• [Your objective] Gather every line that includes the word "ylabel", please.

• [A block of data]
[Start]
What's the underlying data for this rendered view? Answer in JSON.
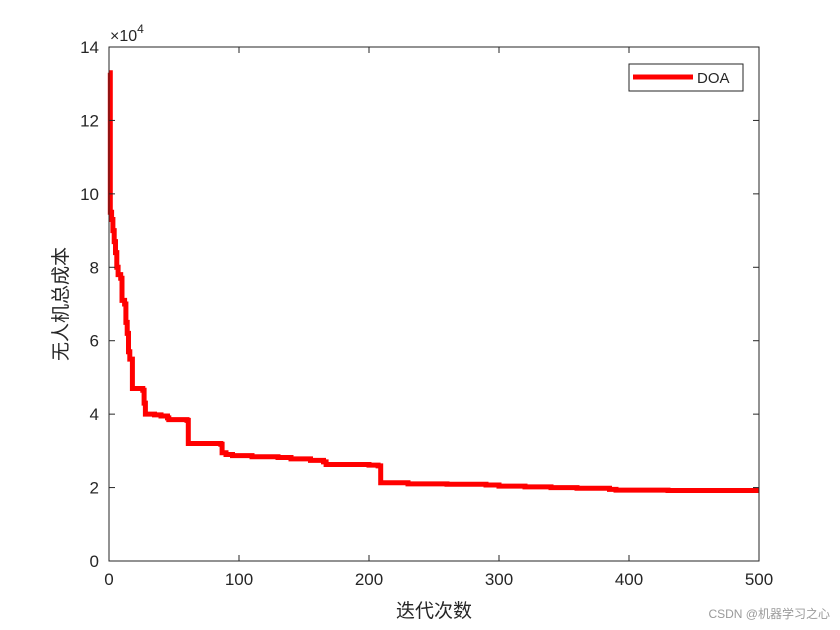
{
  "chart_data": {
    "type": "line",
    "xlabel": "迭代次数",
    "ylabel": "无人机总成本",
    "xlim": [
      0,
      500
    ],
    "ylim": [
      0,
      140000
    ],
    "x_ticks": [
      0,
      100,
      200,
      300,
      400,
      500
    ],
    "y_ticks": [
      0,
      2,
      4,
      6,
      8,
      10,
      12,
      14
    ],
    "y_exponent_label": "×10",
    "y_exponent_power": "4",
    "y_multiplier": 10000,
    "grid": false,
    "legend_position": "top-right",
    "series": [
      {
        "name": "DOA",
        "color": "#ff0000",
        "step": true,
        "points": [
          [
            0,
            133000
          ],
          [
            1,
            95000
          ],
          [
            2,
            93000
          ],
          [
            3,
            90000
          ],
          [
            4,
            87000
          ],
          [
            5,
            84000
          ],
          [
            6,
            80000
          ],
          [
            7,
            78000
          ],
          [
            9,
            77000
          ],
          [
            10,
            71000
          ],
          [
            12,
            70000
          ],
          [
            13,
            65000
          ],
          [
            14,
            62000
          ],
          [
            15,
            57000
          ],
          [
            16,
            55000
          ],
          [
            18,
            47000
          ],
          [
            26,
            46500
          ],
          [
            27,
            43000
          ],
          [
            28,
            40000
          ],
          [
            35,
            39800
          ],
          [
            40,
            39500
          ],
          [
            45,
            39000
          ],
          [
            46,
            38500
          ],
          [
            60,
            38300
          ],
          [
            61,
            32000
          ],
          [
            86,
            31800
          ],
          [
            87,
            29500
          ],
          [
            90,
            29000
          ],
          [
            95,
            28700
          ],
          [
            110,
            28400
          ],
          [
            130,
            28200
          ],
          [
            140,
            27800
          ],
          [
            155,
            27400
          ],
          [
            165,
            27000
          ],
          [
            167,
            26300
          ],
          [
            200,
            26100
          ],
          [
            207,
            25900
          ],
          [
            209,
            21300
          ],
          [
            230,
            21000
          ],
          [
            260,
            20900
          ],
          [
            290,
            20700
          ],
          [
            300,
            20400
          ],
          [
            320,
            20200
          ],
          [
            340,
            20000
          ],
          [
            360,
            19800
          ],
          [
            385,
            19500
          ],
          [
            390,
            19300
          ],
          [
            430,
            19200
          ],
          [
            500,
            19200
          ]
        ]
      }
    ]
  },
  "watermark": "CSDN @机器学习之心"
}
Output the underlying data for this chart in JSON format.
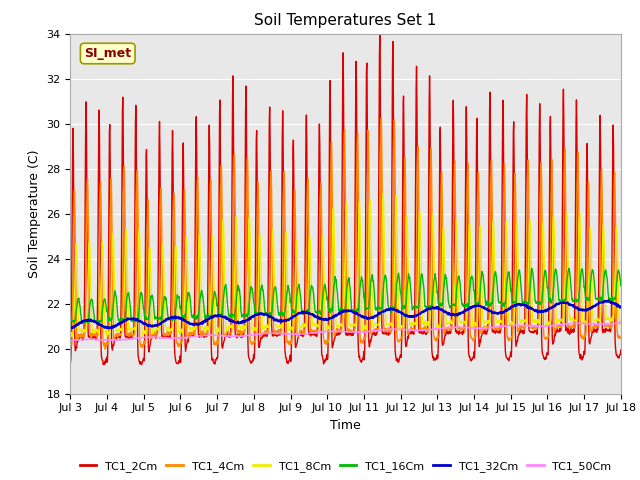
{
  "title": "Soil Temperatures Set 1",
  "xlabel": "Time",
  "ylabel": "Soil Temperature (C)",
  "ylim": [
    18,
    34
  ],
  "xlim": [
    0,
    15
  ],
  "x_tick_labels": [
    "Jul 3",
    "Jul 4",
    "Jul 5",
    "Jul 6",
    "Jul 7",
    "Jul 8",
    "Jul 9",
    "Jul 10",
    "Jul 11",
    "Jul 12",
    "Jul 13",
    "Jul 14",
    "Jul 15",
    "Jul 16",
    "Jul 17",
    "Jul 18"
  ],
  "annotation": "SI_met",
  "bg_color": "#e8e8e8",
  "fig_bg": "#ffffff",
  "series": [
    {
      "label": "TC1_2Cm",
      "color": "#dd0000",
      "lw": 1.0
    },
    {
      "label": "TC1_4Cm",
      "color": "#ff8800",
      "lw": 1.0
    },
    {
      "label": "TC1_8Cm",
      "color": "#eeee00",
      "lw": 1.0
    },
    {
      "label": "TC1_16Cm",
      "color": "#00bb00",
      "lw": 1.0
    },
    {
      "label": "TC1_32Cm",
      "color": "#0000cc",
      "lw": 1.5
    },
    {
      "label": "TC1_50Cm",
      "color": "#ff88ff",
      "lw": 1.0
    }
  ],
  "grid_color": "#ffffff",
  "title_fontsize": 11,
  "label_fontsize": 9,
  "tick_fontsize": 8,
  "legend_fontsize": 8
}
[End]
• [Output of the exercise]
    "ylabel": "无人机总成本",
  "ylabel": "Soil Temperature (C)",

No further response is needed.